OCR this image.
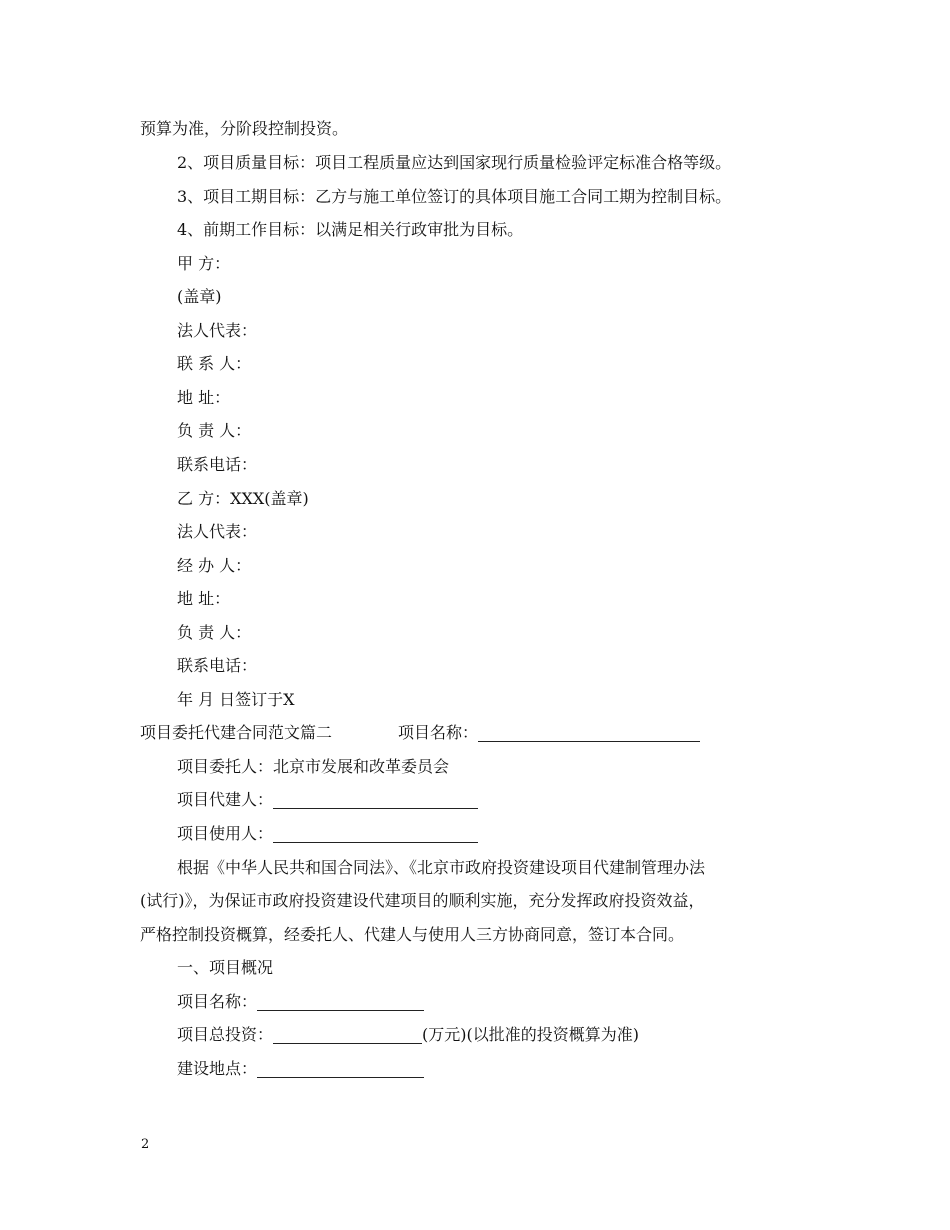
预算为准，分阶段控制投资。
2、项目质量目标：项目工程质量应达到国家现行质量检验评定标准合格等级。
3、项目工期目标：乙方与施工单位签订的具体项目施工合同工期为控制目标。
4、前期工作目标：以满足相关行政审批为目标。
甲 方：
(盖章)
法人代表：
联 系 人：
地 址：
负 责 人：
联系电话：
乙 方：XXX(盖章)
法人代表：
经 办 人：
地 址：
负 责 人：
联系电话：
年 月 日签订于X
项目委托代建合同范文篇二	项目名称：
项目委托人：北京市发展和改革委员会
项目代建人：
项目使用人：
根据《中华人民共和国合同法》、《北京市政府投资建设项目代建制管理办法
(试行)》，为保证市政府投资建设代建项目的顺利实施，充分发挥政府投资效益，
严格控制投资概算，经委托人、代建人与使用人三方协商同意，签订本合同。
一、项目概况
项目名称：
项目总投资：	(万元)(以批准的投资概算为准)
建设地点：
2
^^^^^^^^^^^^^^^^
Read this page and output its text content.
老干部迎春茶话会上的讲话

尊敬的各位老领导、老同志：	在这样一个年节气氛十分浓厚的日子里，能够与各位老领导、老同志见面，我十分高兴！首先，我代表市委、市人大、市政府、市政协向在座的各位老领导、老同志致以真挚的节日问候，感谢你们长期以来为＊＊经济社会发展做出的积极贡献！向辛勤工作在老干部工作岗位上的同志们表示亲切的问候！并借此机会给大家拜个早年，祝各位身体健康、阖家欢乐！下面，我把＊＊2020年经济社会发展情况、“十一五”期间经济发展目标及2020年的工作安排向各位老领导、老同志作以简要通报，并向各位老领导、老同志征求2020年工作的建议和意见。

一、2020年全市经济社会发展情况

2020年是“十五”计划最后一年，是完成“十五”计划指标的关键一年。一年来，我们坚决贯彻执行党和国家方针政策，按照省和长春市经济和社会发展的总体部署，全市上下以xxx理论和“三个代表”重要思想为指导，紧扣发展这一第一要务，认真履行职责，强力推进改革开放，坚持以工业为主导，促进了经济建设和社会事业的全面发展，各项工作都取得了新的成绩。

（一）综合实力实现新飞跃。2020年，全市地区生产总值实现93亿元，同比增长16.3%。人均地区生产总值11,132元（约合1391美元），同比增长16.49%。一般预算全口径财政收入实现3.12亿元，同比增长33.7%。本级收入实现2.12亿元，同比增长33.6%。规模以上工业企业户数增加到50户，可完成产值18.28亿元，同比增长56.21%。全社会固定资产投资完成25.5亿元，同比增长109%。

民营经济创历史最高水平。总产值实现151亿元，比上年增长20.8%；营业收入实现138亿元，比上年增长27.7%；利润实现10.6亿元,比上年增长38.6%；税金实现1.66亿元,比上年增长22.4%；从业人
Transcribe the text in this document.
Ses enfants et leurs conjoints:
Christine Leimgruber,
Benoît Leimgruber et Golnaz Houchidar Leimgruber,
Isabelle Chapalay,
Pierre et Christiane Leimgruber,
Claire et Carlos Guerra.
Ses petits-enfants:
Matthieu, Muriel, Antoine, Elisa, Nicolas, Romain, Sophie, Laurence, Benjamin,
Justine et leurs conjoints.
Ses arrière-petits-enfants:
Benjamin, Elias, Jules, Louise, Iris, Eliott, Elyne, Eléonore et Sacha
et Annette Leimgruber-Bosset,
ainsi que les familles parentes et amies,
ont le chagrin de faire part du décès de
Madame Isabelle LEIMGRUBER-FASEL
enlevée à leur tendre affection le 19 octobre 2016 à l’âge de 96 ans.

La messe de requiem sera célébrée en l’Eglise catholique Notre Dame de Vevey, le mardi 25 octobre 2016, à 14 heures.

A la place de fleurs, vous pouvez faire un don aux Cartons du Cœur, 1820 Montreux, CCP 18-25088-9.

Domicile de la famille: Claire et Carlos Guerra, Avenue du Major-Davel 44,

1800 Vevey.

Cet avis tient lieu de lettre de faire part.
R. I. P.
^^^^^^^^^^^^^^^^
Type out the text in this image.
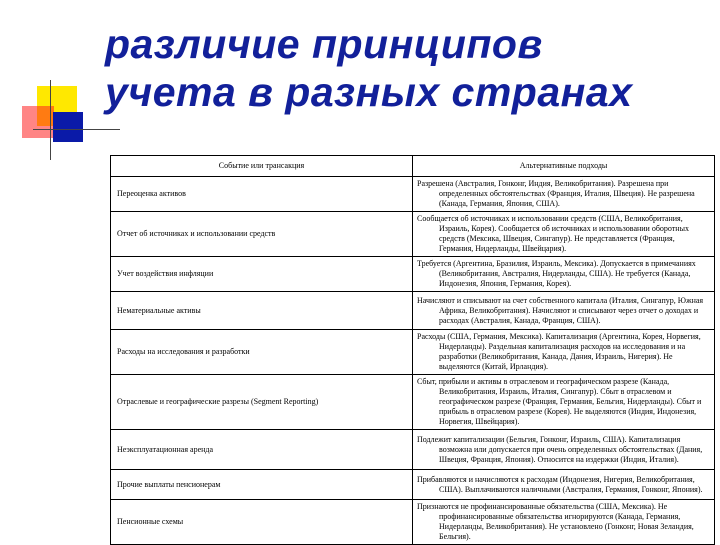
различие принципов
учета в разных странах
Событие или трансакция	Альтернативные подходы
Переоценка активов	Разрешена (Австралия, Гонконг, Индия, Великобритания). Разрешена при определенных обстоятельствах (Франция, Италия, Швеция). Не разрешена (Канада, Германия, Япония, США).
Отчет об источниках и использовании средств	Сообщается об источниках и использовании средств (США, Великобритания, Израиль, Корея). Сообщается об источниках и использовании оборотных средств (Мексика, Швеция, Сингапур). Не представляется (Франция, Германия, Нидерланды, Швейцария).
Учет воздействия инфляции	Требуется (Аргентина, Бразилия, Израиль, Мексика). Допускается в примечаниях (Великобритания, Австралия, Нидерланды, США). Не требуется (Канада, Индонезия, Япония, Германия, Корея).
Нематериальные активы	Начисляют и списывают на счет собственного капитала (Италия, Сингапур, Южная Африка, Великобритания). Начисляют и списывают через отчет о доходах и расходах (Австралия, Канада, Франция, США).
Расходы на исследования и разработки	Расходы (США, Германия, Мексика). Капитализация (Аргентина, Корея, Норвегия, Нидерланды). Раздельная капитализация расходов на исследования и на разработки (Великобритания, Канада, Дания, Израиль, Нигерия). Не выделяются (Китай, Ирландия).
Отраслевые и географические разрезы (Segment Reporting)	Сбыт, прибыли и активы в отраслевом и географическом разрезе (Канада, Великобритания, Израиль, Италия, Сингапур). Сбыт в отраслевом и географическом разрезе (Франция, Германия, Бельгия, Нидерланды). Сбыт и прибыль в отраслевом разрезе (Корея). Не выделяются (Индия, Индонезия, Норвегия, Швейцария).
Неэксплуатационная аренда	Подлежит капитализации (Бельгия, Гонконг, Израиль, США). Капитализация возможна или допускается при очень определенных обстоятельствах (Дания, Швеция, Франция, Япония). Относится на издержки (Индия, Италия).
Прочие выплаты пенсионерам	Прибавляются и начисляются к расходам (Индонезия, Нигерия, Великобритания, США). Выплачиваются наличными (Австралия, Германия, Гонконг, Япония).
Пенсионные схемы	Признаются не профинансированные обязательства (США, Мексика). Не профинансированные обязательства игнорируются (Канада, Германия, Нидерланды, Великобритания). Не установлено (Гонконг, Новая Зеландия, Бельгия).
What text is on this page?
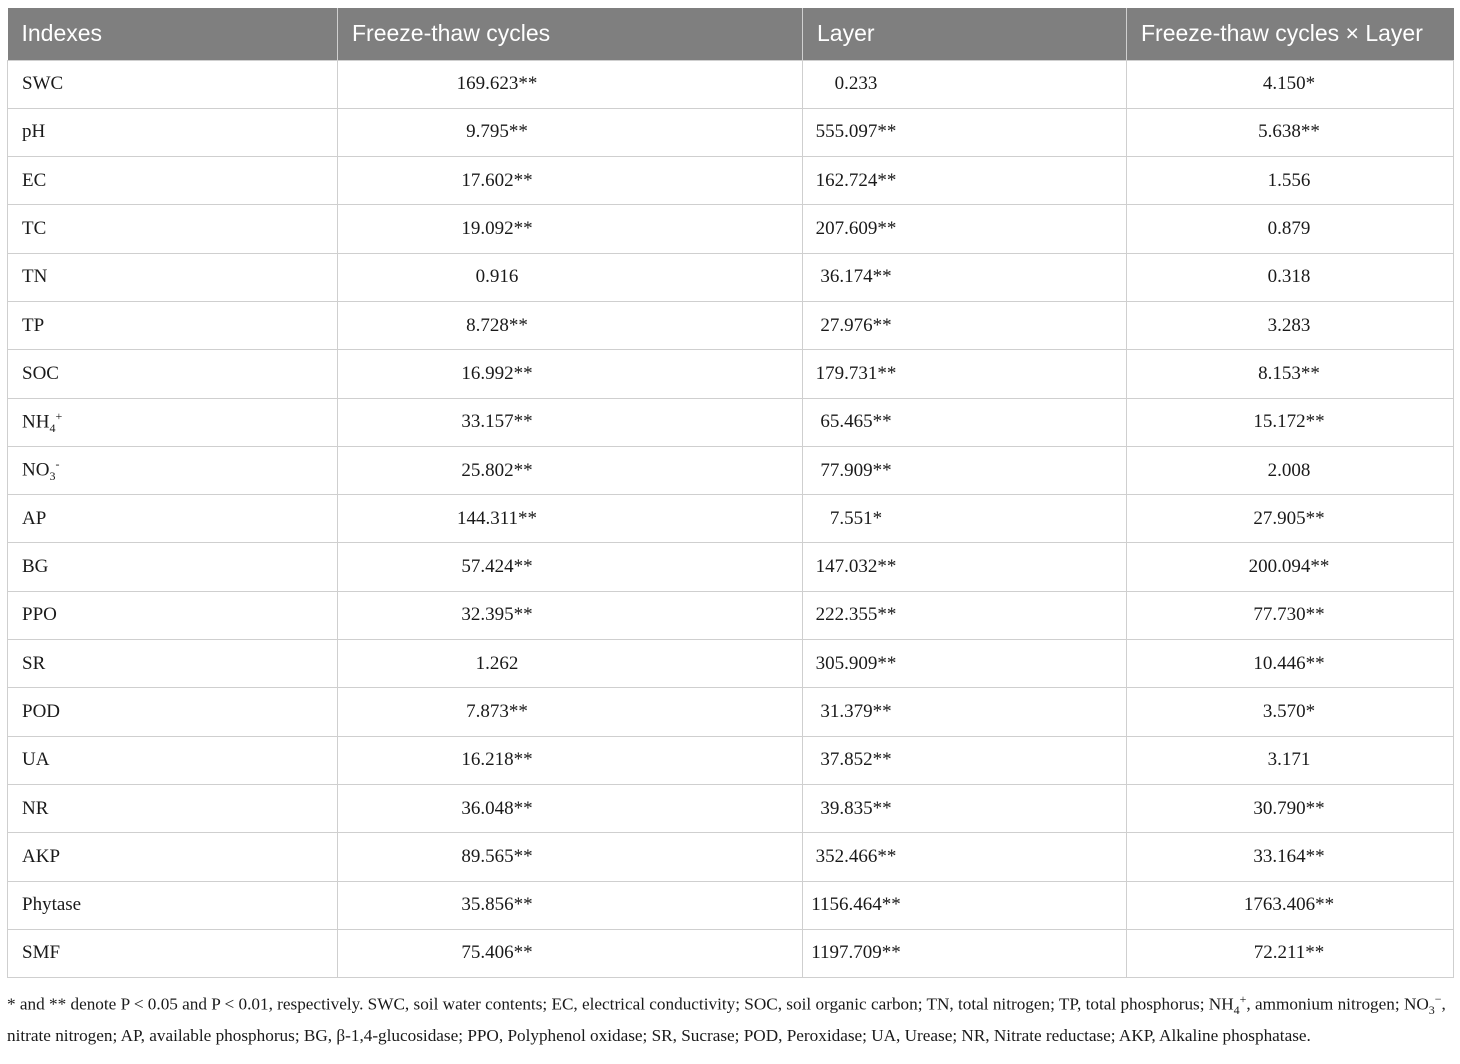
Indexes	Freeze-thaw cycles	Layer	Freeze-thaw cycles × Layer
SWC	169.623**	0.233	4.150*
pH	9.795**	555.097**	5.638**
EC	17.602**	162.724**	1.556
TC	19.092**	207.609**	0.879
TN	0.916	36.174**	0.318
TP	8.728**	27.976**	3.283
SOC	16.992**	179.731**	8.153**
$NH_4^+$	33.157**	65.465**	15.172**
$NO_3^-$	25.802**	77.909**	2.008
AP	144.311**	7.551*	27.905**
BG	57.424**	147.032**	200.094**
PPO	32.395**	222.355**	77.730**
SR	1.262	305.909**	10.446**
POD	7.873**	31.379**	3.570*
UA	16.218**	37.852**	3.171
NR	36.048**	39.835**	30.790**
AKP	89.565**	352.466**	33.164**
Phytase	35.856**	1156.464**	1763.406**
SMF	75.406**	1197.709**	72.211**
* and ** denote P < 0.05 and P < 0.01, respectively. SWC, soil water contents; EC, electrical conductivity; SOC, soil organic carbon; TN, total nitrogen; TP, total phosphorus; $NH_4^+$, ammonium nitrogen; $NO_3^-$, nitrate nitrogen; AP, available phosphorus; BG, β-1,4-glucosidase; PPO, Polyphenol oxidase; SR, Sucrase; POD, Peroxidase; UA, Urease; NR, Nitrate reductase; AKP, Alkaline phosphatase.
^^^^^^^^^^^^^^^^
= Problem to solve =
Copy each line above that contains the string "Гонконг".

= Finished answer =
Переоценка активов	Разрешена (Австралия, Гонконг, Индия, Великобритания). Разрешена при определенных обстоятельствах (Франция, Италия, Швеция). Не разрешена (Канада, Германия, Япония, США).
Неэксплуатационная аренда	Подлежит капитализации (Бельгия, Гонконг, Израиль, США). Капитализация возможна или допускается при очень определенных обстоятельствах (Дания, Швеция, Франция, Япония). Относится на издержки (Индия, Италия).
Прочие выплаты пенсионерам	Прибавляются и начисляются к расходам (Индонезия, Нигерия, Великобритания, США). Выплачиваются наличными (Австралия, Германия, Гонконг, Япония).
Пенсионные схемы	Признаются не профинансированные обязательства (США, Мексика). Не профинансированные обязательства игнорируются (Канада, Германия, Нидерланды, Великобритания). Не установлено (Гонконг, Новая Зеландия, Бельгия).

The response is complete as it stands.